» **To be done**
Identify the lines that contain the word "body" and copy each one.

Stored data entries
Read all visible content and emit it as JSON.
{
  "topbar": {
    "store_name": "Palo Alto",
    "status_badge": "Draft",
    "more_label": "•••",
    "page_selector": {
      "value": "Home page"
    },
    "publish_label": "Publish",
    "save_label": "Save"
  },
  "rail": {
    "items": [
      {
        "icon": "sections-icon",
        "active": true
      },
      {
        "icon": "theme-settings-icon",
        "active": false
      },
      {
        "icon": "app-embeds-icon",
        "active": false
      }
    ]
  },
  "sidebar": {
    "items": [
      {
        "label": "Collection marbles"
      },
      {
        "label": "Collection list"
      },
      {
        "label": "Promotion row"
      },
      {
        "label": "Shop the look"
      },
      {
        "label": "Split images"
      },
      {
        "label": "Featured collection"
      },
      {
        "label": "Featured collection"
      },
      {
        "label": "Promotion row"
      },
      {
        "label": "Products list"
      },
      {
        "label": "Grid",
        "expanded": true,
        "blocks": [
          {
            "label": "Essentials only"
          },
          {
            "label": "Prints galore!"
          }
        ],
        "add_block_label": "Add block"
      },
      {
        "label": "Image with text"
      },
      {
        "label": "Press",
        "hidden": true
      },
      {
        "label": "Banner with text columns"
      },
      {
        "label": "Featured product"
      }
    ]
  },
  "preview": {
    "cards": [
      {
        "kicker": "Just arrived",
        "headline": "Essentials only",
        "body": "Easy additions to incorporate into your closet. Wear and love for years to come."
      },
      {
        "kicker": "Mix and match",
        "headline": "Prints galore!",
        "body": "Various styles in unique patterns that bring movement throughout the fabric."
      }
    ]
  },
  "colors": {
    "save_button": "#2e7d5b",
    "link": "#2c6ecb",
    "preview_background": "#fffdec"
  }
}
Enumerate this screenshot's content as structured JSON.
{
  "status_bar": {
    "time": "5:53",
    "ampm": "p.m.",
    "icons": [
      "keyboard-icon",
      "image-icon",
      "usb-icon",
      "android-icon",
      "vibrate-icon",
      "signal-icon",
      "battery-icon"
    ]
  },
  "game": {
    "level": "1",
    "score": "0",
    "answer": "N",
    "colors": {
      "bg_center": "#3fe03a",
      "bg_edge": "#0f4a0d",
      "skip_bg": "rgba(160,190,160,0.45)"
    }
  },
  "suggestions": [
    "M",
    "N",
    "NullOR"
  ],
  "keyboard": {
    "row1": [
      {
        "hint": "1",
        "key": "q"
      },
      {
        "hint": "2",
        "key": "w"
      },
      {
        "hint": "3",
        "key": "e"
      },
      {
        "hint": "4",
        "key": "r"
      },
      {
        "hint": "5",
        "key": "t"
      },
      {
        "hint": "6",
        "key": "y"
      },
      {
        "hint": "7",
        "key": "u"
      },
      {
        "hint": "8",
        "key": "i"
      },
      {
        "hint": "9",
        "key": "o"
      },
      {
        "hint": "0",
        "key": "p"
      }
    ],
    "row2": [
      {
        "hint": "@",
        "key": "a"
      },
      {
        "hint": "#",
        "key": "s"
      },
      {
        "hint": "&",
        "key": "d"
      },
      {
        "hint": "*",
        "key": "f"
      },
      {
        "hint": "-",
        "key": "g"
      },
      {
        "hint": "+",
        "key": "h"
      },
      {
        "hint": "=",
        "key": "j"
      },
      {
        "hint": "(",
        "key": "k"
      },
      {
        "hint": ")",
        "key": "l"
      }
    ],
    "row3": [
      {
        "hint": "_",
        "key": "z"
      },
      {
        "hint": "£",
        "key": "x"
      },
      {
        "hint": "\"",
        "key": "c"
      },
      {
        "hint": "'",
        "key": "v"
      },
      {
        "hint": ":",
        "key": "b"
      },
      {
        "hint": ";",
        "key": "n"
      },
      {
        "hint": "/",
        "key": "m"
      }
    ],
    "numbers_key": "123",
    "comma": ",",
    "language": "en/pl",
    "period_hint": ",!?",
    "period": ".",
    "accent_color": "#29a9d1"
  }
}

» **Reply**
        "body": "Easy additions to incorporate into your closet. Wear and love for years to come."
        "body": "Various styles in unique patterns that bring movement throughout the fabric."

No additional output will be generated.